## LISTING
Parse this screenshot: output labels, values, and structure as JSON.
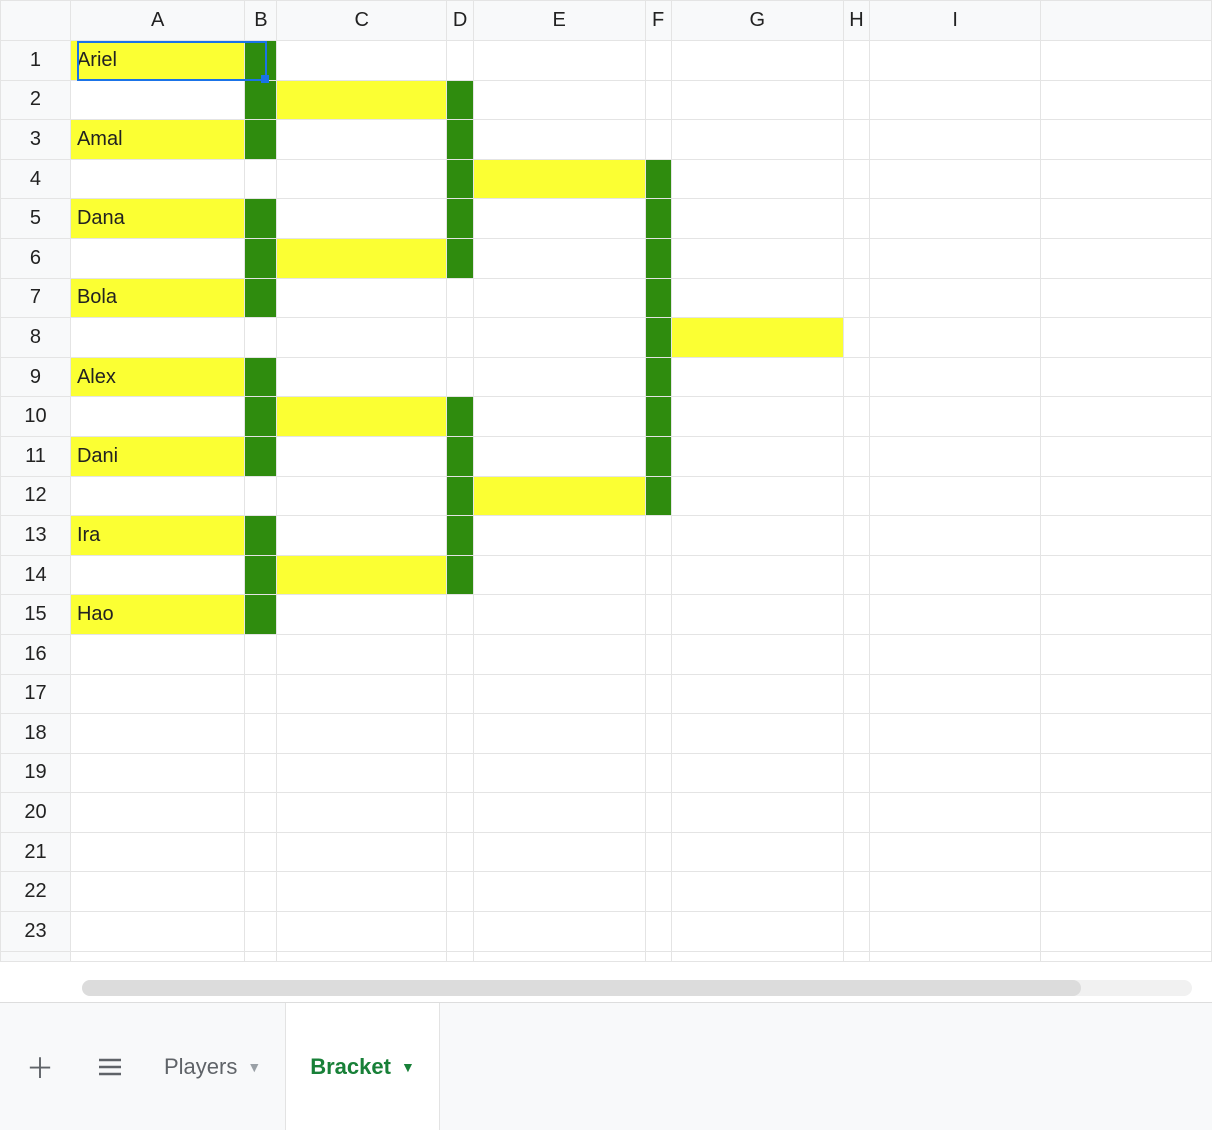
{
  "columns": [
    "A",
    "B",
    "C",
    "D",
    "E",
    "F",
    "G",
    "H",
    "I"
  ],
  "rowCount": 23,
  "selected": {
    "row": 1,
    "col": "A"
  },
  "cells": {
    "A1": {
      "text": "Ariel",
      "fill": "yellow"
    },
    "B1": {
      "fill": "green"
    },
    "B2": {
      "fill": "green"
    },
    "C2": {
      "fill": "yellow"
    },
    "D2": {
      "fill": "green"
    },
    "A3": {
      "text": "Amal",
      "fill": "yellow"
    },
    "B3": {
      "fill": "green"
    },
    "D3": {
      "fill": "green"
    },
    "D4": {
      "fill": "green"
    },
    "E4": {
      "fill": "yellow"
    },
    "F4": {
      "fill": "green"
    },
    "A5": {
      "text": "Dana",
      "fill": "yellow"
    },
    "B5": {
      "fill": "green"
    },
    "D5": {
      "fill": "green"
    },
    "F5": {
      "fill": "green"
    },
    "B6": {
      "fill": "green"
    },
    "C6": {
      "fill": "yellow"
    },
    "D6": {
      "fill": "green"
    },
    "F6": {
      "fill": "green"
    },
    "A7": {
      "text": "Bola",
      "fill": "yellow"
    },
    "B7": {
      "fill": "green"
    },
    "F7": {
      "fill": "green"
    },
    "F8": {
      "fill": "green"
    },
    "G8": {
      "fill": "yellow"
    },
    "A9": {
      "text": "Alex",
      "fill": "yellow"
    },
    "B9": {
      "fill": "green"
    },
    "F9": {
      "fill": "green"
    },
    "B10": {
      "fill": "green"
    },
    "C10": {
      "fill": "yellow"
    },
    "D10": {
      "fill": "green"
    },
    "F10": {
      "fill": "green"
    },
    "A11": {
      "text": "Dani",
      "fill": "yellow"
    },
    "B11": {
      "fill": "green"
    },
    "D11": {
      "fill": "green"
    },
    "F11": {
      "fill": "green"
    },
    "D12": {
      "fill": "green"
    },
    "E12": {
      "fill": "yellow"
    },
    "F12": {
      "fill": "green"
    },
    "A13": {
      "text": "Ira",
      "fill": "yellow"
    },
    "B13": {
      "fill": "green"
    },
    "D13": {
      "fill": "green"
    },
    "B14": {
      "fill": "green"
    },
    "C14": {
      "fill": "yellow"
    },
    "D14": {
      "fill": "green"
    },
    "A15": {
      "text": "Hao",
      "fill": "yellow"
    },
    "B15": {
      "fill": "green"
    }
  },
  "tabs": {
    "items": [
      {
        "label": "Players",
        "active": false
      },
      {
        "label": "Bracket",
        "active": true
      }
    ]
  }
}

## WRITTEN INSTRUCTION
The answer is a single number: how many lines include the word "text"?

## THE REPLY
8